> EXTRACTED RECORDS:
..............................

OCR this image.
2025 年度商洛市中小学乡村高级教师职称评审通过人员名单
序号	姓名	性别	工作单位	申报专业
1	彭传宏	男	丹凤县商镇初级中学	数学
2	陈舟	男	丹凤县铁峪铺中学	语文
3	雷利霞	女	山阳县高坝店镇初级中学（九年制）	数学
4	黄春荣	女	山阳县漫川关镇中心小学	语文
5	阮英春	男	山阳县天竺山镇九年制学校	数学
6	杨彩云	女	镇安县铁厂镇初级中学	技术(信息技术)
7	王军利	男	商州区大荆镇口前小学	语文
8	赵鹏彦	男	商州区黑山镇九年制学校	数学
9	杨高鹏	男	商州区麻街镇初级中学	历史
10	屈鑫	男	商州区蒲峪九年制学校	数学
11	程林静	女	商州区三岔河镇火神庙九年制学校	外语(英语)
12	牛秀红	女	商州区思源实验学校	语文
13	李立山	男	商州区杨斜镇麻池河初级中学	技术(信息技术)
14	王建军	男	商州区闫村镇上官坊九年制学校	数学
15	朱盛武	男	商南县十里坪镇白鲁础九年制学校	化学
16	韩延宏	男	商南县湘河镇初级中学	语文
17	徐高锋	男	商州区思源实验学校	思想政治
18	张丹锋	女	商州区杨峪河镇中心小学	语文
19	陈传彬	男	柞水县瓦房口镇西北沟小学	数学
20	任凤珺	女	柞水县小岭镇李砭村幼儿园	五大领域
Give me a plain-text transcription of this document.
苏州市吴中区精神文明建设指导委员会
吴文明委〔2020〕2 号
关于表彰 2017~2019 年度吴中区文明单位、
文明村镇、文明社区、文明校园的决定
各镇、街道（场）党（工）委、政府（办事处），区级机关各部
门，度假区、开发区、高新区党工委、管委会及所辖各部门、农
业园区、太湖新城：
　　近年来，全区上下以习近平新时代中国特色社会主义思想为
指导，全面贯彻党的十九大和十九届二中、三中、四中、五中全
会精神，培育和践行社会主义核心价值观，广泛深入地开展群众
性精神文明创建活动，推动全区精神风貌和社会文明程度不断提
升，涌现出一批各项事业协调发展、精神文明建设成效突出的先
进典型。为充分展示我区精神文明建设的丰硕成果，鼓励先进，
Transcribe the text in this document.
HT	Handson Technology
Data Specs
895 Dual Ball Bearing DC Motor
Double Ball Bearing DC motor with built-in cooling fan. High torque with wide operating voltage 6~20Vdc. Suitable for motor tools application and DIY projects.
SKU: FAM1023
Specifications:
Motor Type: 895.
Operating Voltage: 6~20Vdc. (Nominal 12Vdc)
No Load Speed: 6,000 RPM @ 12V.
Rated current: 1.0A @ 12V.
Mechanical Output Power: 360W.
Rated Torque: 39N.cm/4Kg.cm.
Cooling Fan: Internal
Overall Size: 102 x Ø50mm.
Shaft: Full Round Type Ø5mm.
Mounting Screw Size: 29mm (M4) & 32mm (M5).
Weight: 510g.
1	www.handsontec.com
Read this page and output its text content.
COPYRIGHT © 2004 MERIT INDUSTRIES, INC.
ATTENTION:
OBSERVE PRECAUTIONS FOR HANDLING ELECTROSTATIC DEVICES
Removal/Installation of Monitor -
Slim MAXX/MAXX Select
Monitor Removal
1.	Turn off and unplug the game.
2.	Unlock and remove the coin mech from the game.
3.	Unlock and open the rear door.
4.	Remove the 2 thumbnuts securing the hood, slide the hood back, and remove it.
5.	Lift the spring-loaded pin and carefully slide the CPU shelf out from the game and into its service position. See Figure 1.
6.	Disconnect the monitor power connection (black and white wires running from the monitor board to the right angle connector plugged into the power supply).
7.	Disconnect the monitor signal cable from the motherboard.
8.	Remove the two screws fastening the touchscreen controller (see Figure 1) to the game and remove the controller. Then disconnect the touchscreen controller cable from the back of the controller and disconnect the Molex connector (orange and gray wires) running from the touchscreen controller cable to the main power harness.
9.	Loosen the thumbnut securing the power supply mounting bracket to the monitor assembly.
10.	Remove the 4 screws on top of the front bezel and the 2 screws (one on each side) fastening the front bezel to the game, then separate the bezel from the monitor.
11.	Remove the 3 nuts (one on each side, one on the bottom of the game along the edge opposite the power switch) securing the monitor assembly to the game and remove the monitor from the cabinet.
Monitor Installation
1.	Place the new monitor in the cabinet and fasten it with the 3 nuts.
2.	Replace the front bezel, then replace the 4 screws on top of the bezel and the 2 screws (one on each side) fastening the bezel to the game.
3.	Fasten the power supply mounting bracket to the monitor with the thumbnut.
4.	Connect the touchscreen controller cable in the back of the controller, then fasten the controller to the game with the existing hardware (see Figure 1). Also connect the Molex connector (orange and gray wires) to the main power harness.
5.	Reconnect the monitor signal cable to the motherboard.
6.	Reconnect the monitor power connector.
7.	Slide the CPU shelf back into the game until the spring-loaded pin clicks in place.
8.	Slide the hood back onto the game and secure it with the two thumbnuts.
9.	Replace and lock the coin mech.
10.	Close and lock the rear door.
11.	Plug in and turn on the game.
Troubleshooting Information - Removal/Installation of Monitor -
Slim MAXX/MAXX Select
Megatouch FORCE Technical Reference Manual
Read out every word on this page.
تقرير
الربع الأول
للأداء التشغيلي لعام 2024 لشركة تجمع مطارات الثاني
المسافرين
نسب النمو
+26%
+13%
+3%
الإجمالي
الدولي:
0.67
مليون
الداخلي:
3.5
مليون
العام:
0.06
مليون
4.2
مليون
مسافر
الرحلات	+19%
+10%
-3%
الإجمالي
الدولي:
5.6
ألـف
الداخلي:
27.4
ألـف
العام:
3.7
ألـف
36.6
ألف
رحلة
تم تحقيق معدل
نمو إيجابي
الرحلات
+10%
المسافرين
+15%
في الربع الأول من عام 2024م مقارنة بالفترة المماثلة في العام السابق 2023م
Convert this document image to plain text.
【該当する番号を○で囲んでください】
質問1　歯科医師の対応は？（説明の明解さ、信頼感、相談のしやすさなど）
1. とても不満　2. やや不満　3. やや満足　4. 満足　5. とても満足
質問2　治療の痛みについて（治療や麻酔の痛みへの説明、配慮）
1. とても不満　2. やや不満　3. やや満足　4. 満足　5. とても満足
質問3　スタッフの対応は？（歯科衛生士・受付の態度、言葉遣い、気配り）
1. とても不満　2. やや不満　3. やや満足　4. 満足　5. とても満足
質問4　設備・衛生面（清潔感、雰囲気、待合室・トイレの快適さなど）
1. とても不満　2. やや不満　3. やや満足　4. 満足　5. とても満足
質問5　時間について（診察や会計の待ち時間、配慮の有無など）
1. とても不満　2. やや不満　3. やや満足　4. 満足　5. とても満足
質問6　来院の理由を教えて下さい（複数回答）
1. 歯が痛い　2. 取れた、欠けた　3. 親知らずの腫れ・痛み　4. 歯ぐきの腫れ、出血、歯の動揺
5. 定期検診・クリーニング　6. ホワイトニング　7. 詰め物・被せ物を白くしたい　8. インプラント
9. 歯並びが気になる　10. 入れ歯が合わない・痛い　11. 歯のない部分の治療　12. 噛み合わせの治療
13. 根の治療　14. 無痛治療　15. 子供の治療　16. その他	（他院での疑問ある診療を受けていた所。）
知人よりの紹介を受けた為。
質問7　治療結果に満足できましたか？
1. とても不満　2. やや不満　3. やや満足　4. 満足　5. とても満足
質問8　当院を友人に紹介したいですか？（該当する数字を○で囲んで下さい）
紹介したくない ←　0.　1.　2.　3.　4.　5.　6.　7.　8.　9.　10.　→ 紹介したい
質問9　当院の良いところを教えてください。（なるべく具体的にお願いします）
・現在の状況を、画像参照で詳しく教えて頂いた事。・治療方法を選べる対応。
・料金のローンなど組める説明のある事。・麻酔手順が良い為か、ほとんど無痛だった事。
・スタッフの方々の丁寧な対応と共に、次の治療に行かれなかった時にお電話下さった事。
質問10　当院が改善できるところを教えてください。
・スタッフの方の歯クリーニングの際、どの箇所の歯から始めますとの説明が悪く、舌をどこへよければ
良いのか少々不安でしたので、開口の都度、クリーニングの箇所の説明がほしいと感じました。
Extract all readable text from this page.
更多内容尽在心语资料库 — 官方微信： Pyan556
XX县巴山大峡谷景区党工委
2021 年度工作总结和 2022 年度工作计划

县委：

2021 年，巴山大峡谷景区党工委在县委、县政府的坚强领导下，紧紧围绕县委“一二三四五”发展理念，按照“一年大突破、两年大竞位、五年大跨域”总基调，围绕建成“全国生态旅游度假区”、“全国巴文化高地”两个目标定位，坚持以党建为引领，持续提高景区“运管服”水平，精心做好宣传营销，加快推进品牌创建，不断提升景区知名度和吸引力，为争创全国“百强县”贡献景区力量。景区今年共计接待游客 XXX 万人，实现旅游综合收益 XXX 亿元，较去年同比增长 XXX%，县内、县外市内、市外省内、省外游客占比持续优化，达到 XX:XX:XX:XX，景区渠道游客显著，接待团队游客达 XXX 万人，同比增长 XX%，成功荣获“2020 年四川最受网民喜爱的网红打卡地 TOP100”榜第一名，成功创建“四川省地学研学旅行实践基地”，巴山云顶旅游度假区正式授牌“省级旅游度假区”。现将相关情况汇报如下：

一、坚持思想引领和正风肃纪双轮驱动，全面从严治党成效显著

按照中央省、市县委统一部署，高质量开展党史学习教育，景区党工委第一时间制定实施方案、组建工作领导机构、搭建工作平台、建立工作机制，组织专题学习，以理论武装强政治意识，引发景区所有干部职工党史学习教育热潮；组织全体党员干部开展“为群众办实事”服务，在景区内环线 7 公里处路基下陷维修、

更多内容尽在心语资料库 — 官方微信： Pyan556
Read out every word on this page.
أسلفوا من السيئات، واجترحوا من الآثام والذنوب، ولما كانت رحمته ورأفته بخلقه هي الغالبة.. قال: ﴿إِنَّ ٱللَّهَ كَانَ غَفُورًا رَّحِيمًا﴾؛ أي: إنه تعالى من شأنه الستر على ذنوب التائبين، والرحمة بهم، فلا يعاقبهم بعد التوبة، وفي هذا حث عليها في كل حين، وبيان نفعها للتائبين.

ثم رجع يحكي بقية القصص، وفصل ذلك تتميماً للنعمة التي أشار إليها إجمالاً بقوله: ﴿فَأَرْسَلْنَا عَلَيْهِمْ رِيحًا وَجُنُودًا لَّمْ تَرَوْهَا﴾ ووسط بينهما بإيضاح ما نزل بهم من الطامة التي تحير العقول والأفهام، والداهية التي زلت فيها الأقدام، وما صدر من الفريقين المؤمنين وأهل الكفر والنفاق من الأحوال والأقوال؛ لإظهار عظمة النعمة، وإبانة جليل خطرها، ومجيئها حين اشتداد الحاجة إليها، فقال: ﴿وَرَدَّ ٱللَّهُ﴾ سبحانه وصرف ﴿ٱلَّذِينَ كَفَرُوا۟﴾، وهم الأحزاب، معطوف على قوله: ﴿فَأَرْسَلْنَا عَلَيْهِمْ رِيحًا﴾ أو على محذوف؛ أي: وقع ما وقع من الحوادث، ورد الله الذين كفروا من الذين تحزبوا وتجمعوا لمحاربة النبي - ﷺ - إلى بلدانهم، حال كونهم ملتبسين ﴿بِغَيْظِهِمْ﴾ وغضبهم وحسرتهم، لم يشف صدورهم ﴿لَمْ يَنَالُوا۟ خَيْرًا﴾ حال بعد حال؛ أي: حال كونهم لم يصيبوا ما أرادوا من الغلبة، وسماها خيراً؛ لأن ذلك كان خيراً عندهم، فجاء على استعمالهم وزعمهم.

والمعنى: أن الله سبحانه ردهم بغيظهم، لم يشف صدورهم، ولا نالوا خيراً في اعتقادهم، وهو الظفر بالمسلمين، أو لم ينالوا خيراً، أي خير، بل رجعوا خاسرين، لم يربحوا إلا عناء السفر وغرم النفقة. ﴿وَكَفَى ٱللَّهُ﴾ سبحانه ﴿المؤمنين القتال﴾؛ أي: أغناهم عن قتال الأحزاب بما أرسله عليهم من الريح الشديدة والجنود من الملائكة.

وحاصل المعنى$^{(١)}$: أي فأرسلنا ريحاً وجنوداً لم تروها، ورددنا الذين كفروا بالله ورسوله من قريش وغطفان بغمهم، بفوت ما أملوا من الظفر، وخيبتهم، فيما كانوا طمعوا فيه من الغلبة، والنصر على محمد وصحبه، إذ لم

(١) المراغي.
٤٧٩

..............................

> OBJECTIVE: Search the listing for the string "Bearing". Copy each line where it turns up.

> CORRECT OUTPUT:
895 Dual Ball Bearing DC Motor
Double Ball Bearing DC motor with built-in cooling fan. High torque with wide operating voltage 6~20Vdc. Suitable for motor tools application and DIY projects.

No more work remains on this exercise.